INSTRUCTION → Review the material and extract every line in which the word "this" occurs.
================
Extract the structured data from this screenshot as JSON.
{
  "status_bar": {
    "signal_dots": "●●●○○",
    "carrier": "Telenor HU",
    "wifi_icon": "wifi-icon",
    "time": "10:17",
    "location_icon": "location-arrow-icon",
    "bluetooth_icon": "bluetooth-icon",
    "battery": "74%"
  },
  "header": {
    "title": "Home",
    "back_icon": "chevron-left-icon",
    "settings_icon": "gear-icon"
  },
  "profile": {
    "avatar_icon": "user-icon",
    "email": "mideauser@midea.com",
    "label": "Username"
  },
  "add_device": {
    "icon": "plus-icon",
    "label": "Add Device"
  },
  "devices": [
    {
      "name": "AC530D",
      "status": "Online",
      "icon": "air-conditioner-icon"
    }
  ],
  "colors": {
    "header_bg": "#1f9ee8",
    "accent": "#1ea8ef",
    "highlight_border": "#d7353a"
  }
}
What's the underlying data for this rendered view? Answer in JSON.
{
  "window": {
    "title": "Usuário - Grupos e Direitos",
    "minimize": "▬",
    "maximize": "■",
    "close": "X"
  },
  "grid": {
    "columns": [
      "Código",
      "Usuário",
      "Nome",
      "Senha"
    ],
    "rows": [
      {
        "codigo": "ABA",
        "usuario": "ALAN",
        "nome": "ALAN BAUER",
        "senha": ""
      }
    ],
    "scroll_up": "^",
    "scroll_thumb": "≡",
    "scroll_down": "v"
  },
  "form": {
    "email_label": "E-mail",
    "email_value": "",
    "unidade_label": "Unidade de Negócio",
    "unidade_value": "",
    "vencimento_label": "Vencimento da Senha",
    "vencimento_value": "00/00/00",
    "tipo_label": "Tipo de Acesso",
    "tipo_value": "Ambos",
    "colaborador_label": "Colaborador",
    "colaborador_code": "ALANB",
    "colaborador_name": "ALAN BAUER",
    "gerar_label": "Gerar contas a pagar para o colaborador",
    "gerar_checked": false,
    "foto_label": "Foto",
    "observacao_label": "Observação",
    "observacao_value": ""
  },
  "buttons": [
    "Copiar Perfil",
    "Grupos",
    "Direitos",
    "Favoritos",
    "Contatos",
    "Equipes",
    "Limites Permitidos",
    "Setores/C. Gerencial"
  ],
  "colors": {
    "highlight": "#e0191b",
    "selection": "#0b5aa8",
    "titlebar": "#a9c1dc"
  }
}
================
EXERCISE OUTPUT →
Extract the structured data from this screenshot as JSON.
What's the underlying data for this rendered view? Answer in JSON.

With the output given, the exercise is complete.